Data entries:
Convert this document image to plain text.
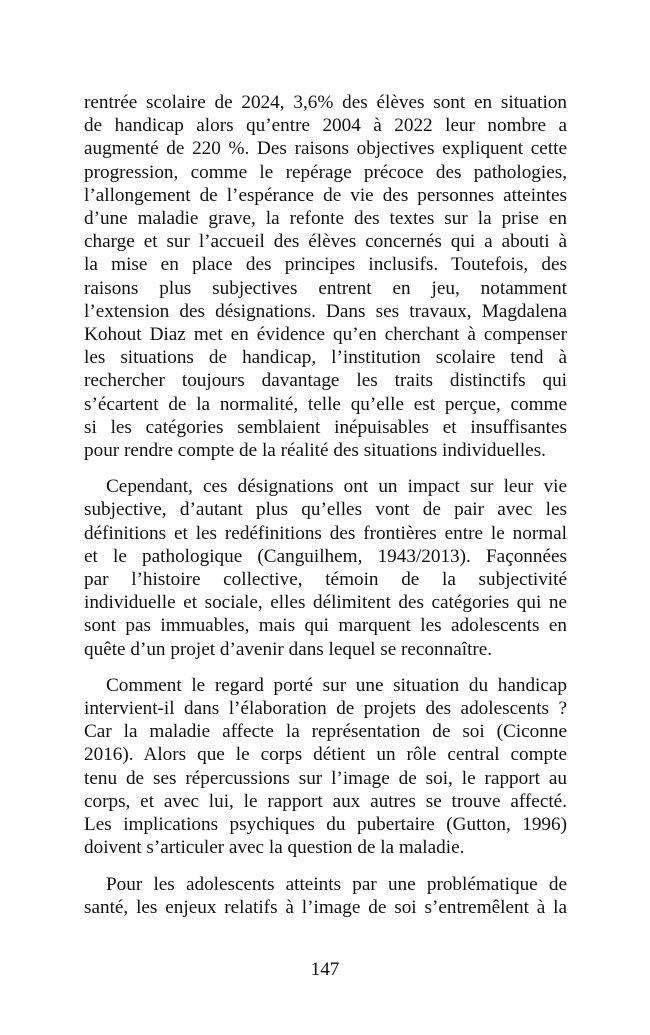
rentrée scolaire de 2024, 3,6% des élèves sont en situation
de handicap alors qu’entre 2004 à 2022 leur nombre a
augmenté de 220 %. Des raisons objectives expliquent cette
progression, comme le repérage précoce des pathologies,
l’allongement de l’espérance de vie des personnes atteintes
d’une maladie grave, la refonte des textes sur la prise en
charge et sur l’accueil des élèves concernés qui a abouti à
la mise en place des principes inclusifs. Toutefois, des
raisons plus subjectives entrent en jeu, notamment
l’extension des désignations. Dans ses travaux, Magdalena
Kohout Diaz met en évidence qu’en cherchant à compenser
les situations de handicap, l’institution scolaire tend à
rechercher toujours davantage les traits distinctifs qui
s’écartent de la normalité, telle qu’elle est perçue, comme
si les catégories semblaient inépuisables et insuffisantes
pour rendre compte de la réalité des situations individuelles.

Cependant, ces désignations ont un impact sur leur vie
subjective, d’autant plus qu’elles vont de pair avec les
définitions et les redéfinitions des frontières entre le normal
et le pathologique (Canguilhem, 1943/2013). Façonnées
par l’histoire collective, témoin de la subjectivité
individuelle et sociale, elles délimitent des catégories qui ne
sont pas immuables, mais qui marquent les adolescents en
quête d’un projet d’avenir dans lequel se reconnaître.

Comment le regard porté sur une situation du handicap
intervient-il dans l’élaboration de projets des adolescents ?
Car la maladie affecte la représentation de soi (Ciconne
2016). Alors que le corps détient un rôle central compte
tenu de ses répercussions sur l’image de soi, le rapport au
corps, et avec lui, le rapport aux autres se trouve affecté.
Les implications psychiques du pubertaire (Gutton, 1996)
doivent s’articuler avec la question de la maladie.

Pour les adolescents atteints par une problématique de
santé, les enjeux relatifs à l’image de soi s’entremêlent à la

147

GIVEN TASK: Set the entries down again exactly. Do not include the images.

OUTPUT BELOW:
Convert this document image to plain text.
rentrée scolaire de 2024, 3,6% des élèves sont en situation
de handicap alors qu’entre 2004 à 2022 leur nombre a
augmenté de 220 %. Des raisons objectives expliquent cette
progression, comme le repérage précoce des pathologies,
l’allongement de l’espérance de vie des personnes atteintes
d’une maladie grave, la refonte des textes sur la prise en
charge et sur l’accueil des élèves concernés qui a abouti à
la mise en place des principes inclusifs. Toutefois, des
raisons plus subjectives entrent en jeu, notamment
l’extension des désignations. Dans ses travaux, Magdalena
Kohout Diaz met en évidence qu’en cherchant à compenser
les situations de handicap, l’institution scolaire tend à
rechercher toujours davantage les traits distinctifs qui
s’écartent de la normalité, telle qu’elle est perçue, comme
si les catégories semblaient inépuisables et insuffisantes
pour rendre compte de la réalité des situations individuelles.

Cependant, ces désignations ont un impact sur leur vie
subjective, d’autant plus qu’elles vont de pair avec les
définitions et les redéfinitions des frontières entre le normal
et le pathologique (Canguilhem, 1943/2013). Façonnées
par l’histoire collective, témoin de la subjectivité
individuelle et sociale, elles délimitent des catégories qui ne
sont pas immuables, mais qui marquent les adolescents en
quête d’un projet d’avenir dans lequel se reconnaître.

Comment le regard porté sur une situation du handicap
intervient-il dans l’élaboration de projets des adolescents ?
Car la maladie affecte la représentation de soi (Ciconne
2016). Alors que le corps détient un rôle central compte
tenu de ses répercussions sur l’image de soi, le rapport au
corps, et avec lui, le rapport aux autres se trouve affecté.
Les implications psychiques du pubertaire (Gutton, 1996)
doivent s’articuler avec la question de la maladie.

Pour les adolescents atteints par une problématique de
santé, les enjeux relatifs à l’image de soi s’entremêlent à la

147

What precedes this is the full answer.